▶ [TASK STATEMENT] Repeat every record exactly, but keep images out of the copy.

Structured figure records
>> begin

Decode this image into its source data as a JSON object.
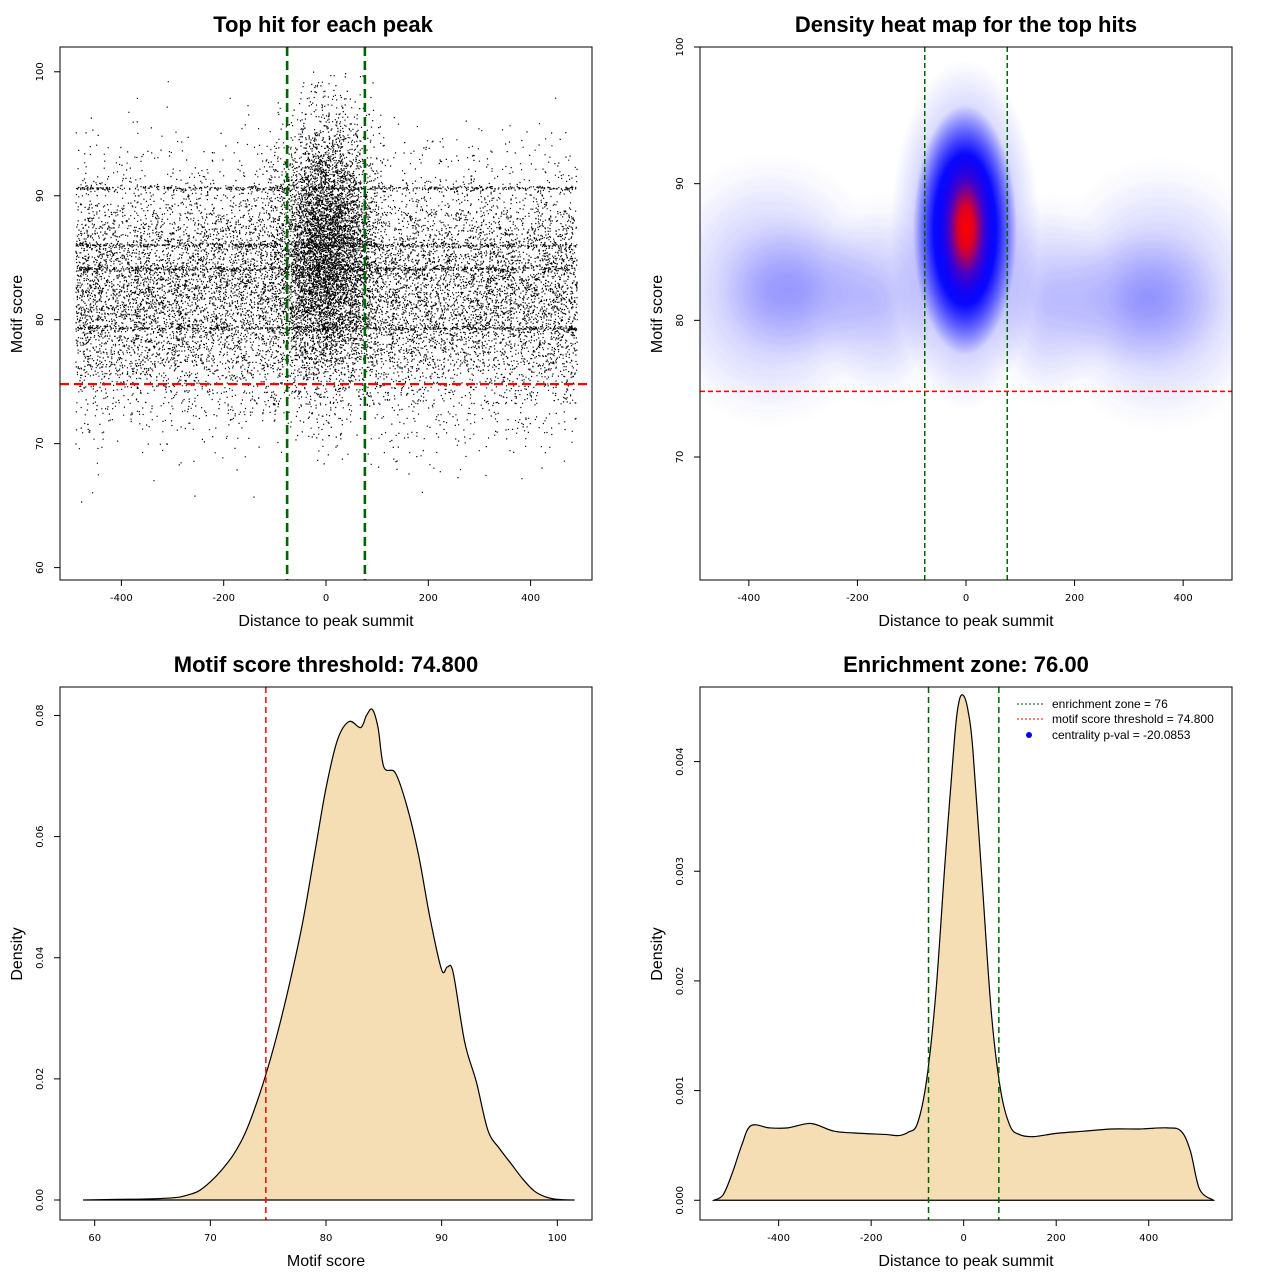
{
  "chart_data": [
    {
      "id": "scatter",
      "type": "scatter",
      "title": "Top hit for each peak",
      "xlabel": "Distance to peak summit",
      "ylabel": "Motif score",
      "xlim": [
        -520,
        520
      ],
      "ylim": [
        59,
        102
      ],
      "xticks": [
        -400,
        -200,
        0,
        200,
        400
      ],
      "yticks": [
        60,
        70,
        80,
        90,
        100
      ],
      "threshold": 74.8,
      "enrichment_zone": 76,
      "threshold_color": "#ff0000",
      "zone_color": "#006400",
      "point_color": "#000000",
      "distribution": {
        "x_range": [
          -490,
          490
        ],
        "background_score_mean": 82,
        "background_score_sd": 4.8,
        "central_score_mean": 86,
        "central_score_sd": 5,
        "central_x_sd": 45,
        "horizontal_bands": [
          90.6,
          86,
          84.1,
          79.3
        ]
      }
    },
    {
      "id": "heatmap",
      "type": "heatmap",
      "title": "Density heat map for the top hits",
      "xlabel": "Distance to peak summit",
      "ylabel": "Motif score",
      "xlim": [
        -490,
        490
      ],
      "ylim": [
        61,
        100
      ],
      "xticks": [
        -400,
        -200,
        0,
        200,
        400
      ],
      "yticks": [
        70,
        80,
        90,
        100
      ],
      "threshold": 74.8,
      "enrichment_zone": 76,
      "threshold_color": "#ff0000",
      "zone_color": "#006400",
      "peak_center": [
        5,
        86.5
      ],
      "colors": [
        "#ffffff",
        "#0000ff",
        "#ff0000"
      ]
    },
    {
      "id": "score_density",
      "type": "area",
      "title": "Motif score threshold: 74.800",
      "xlabel": "Motif score",
      "ylabel": "Density",
      "xlim": [
        57,
        103
      ],
      "ylim": [
        -0.0033,
        0.0847
      ],
      "xticks": [
        60,
        70,
        80,
        90,
        100
      ],
      "yticks": [
        0,
        0.02,
        0.04,
        0.06,
        0.08
      ],
      "ytick_labels": [
        "0.00",
        "0.02",
        "0.04",
        "0.06",
        "0.08"
      ],
      "threshold": 74.8,
      "threshold_color": "#ff0000",
      "fill_color": "#f5deb3",
      "x": [
        59,
        62,
        65,
        67,
        68,
        69,
        70,
        71,
        72,
        73,
        74,
        75,
        76,
        77,
        78,
        79,
        80,
        81,
        82,
        83,
        83.5,
        84,
        84.5,
        85,
        86,
        87,
        88,
        89,
        90,
        90.5,
        91,
        92,
        93,
        94,
        95,
        96,
        97,
        98,
        99,
        100,
        101.5
      ],
      "y": [
        0,
        0.0001,
        0.0002,
        0.0004,
        0.0008,
        0.0015,
        0.003,
        0.005,
        0.0075,
        0.011,
        0.016,
        0.022,
        0.029,
        0.037,
        0.046,
        0.057,
        0.068,
        0.076,
        0.079,
        0.078,
        0.08,
        0.081,
        0.078,
        0.0715,
        0.0705,
        0.065,
        0.057,
        0.0465,
        0.038,
        0.0385,
        0.0375,
        0.026,
        0.0195,
        0.0115,
        0.0085,
        0.006,
        0.0035,
        0.0015,
        0.0005,
        0.0001,
        0
      ]
    },
    {
      "id": "distance_density",
      "type": "area",
      "title": "Enrichment zone: 76.00",
      "xlabel": "Distance to peak summit",
      "ylabel": "Density",
      "xlim": [
        -570,
        580
      ],
      "ylim": [
        -0.00018,
        0.00468
      ],
      "xticks": [
        -400,
        -200,
        0,
        200,
        400
      ],
      "yticks": [
        0,
        0.001,
        0.002,
        0.003,
        0.004
      ],
      "ytick_labels": [
        "0.000",
        "0.001",
        "0.002",
        "0.003",
        "0.004"
      ],
      "enrichment_zone": 76,
      "zone_color": "#006400",
      "fill_color": "#f5deb3",
      "x": [
        -540,
        -520,
        -500,
        -480,
        -460,
        -420,
        -380,
        -330,
        -280,
        -220,
        -170,
        -140,
        -120,
        -100,
        -80,
        -60,
        -40,
        -20,
        -10,
        0,
        10,
        20,
        40,
        60,
        80,
        100,
        120,
        150,
        200,
        260,
        320,
        380,
        440,
        470,
        490,
        510,
        540
      ],
      "y": [
        0,
        5e-05,
        0.00025,
        0.0005,
        0.00068,
        0.00066,
        0.00066,
        0.0007,
        0.00063,
        0.00061,
        0.0006,
        0.00059,
        0.00062,
        0.0007,
        0.0011,
        0.0019,
        0.0031,
        0.0042,
        0.00455,
        0.0046,
        0.00445,
        0.0041,
        0.0029,
        0.0017,
        0.001,
        0.00068,
        0.0006,
        0.00058,
        0.00061,
        0.00063,
        0.00065,
        0.00065,
        0.00066,
        0.00063,
        0.00045,
        0.0001,
        0
      ],
      "legend": [
        {
          "label": "enrichment zone = 76",
          "color": "#006400",
          "style": "dotted-line"
        },
        {
          "label": "motif score threshold = 74.800",
          "color": "#ff0000",
          "style": "dotted-line"
        },
        {
          "label": "centrality p-val = -20.0853",
          "color": "#0000ff",
          "style": "dot"
        }
      ]
    }
  ]
}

>> end

▶ [RESULT FOR THIS TASK]
Decode this image into its source data as a JSON object.
{
  "chart_data": [
    {
      "id": "scatter",
      "type": "scatter",
      "title": "Top hit for each peak",
      "xlabel": "Distance to peak summit",
      "ylabel": "Motif score",
      "xlim": [
        -520,
        520
      ],
      "ylim": [
        59,
        102
      ],
      "xticks": [
        -400,
        -200,
        0,
        200,
        400
      ],
      "yticks": [
        60,
        70,
        80,
        90,
        100
      ],
      "threshold": 74.8,
      "enrichment_zone": 76,
      "threshold_color": "#ff0000",
      "zone_color": "#006400",
      "point_color": "#000000",
      "distribution": {
        "x_range": [
          -490,
          490
        ],
        "background_score_mean": 82,
        "background_score_sd": 4.8,
        "central_score_mean": 86,
        "central_score_sd": 5,
        "central_x_sd": 45,
        "horizontal_bands": [
          90.6,
          86,
          84.1,
          79.3
        ]
      }
    },
    {
      "id": "heatmap",
      "type": "heatmap",
      "title": "Density heat map for the top hits",
      "xlabel": "Distance to peak summit",
      "ylabel": "Motif score",
      "xlim": [
        -490,
        490
      ],
      "ylim": [
        61,
        100
      ],
      "xticks": [
        -400,
        -200,
        0,
        200,
        400
      ],
      "yticks": [
        70,
        80,
        90,
        100
      ],
      "threshold": 74.8,
      "enrichment_zone": 76,
      "threshold_color": "#ff0000",
      "zone_color": "#006400",
      "peak_center": [
        5,
        86.5
      ],
      "colors": [
        "#ffffff",
        "#0000ff",
        "#ff0000"
      ]
    },
    {
      "id": "score_density",
      "type": "area",
      "title": "Motif score threshold: 74.800",
      "xlabel": "Motif score",
      "ylabel": "Density",
      "xlim": [
        57,
        103
      ],
      "ylim": [
        -0.0033,
        0.0847
      ],
      "xticks": [
        60,
        70,
        80,
        90,
        100
      ],
      "yticks": [
        0,
        0.02,
        0.04,
        0.06,
        0.08
      ],
      "ytick_labels": [
        "0.00",
        "0.02",
        "0.04",
        "0.06",
        "0.08"
      ],
      "threshold": 74.8,
      "threshold_color": "#ff0000",
      "fill_color": "#f5deb3",
      "x": [
        59,
        62,
        65,
        67,
        68,
        69,
        70,
        71,
        72,
        73,
        74,
        75,
        76,
        77,
        78,
        79,
        80,
        81,
        82,
        83,
        83.5,
        84,
        84.5,
        85,
        86,
        87,
        88,
        89,
        90,
        90.5,
        91,
        92,
        93,
        94,
        95,
        96,
        97,
        98,
        99,
        100,
        101.5
      ],
      "y": [
        0,
        0.0001,
        0.0002,
        0.0004,
        0.0008,
        0.0015,
        0.003,
        0.005,
        0.0075,
        0.011,
        0.016,
        0.022,
        0.029,
        0.037,
        0.046,
        0.057,
        0.068,
        0.076,
        0.079,
        0.078,
        0.08,
        0.081,
        0.078,
        0.0715,
        0.0705,
        0.065,
        0.057,
        0.0465,
        0.038,
        0.0385,
        0.0375,
        0.026,
        0.0195,
        0.0115,
        0.0085,
        0.006,
        0.0035,
        0.0015,
        0.0005,
        0.0001,
        0
      ]
    },
    {
      "id": "distance_density",
      "type": "area",
      "title": "Enrichment zone: 76.00",
      "xlabel": "Distance to peak summit",
      "ylabel": "Density",
      "xlim": [
        -570,
        580
      ],
      "ylim": [
        -0.00018,
        0.00468
      ],
      "xticks": [
        -400,
        -200,
        0,
        200,
        400
      ],
      "yticks": [
        0,
        0.001,
        0.002,
        0.003,
        0.004
      ],
      "ytick_labels": [
        "0.000",
        "0.001",
        "0.002",
        "0.003",
        "0.004"
      ],
      "enrichment_zone": 76,
      "zone_color": "#006400",
      "fill_color": "#f5deb3",
      "x": [
        -540,
        -520,
        -500,
        -480,
        -460,
        -420,
        -380,
        -330,
        -280,
        -220,
        -170,
        -140,
        -120,
        -100,
        -80,
        -60,
        -40,
        -20,
        -10,
        0,
        10,
        20,
        40,
        60,
        80,
        100,
        120,
        150,
        200,
        260,
        320,
        380,
        440,
        470,
        490,
        510,
        540
      ],
      "y": [
        0,
        5e-05,
        0.00025,
        0.0005,
        0.00068,
        0.00066,
        0.00066,
        0.0007,
        0.00063,
        0.00061,
        0.0006,
        0.00059,
        0.00062,
        0.0007,
        0.0011,
        0.0019,
        0.0031,
        0.0042,
        0.00455,
        0.0046,
        0.00445,
        0.0041,
        0.0029,
        0.0017,
        0.001,
        0.00068,
        0.0006,
        0.00058,
        0.00061,
        0.00063,
        0.00065,
        0.00065,
        0.00066,
        0.00063,
        0.00045,
        0.0001,
        0
      ],
      "legend": [
        {
          "label": "enrichment zone = 76",
          "color": "#006400",
          "style": "dotted-line"
        },
        {
          "label": "motif score threshold = 74.800",
          "color": "#ff0000",
          "style": "dotted-line"
        },
        {
          "label": "centrality p-val = -20.0853",
          "color": "#0000ff",
          "style": "dot"
        }
      ]
    }
  ]
}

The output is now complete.